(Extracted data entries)
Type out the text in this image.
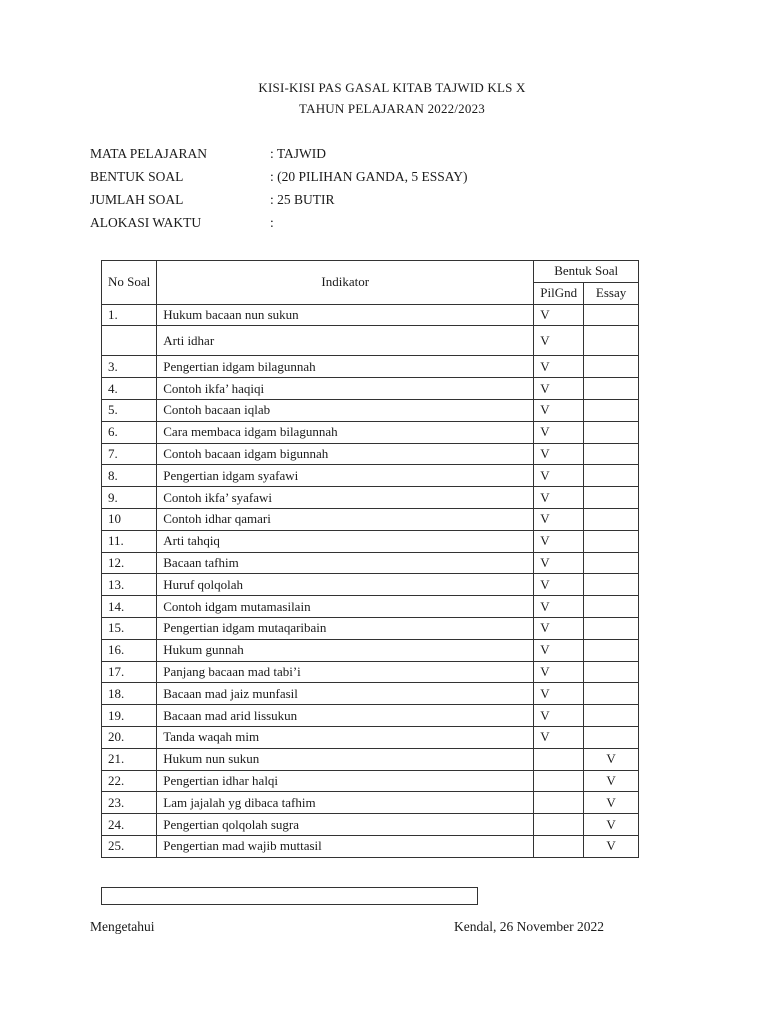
KISI-KISI PAS GASAL KITAB TAJWID KLS X
TAHUN PELAJARAN 2022/2023
MATA PELAJARAN	: TAJWID
BENTUK SOAL	: (20 PILIHAN GANDA, 5 ESSAY)
JUMLAH SOAL	: 25 BUTIR
ALOKASI WAKTU	:
No Soal	Indikator	Bentuk Soal	
		PilGnd	Essay
1.	Hukum bacaan nun sukun	V	
	Arti idhar	V	
3.	Pengertian idgam bilagunnah	V	
4.	Contoh ikfa’ haqiqi	V	
5.	Contoh bacaan iqlab	V	
6.	Cara membaca idgam bilagunnah	V	
7.	Contoh bacaan idgam bigunnah	V	
8.	Pengertian idgam syafawi	V	
9.	Contoh ikfa’ syafawi	V	
10	Contoh idhar qamari	V	
11.	Arti tahqiq	V	
12.	Bacaan tafhim	V	
13.	Huruf qolqolah	V	
14.	Contoh idgam mutamasilain	V	
15.	Pengertian idgam mutaqaribain	V	
16.	Hukum gunnah	V	
17.	Panjang bacaan mad tabi’i	V	
18.	Bacaan mad jaiz munfasil	V	
19.	Bacaan mad arid lissukun	V	
20.	Tanda waqah mim	V	
21.	Hukum nun sukun		V
22.	Pengertian idhar halqi		V
23.	Lam jajalah yg dibaca tafhim		V
24.	Pengertian qolqolah sugra		V
25.	Pengertian mad wajib muttasil		V
Mengetahui	Kendal, 26 November 2022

#### [Problem to work on]
Check each line of the records for the word "ikfa", and show the lines that contain it.

#### [Response below]
4.	Contoh ikfa’ haqiqi	V	
9.	Contoh ikfa’ syafawi	V	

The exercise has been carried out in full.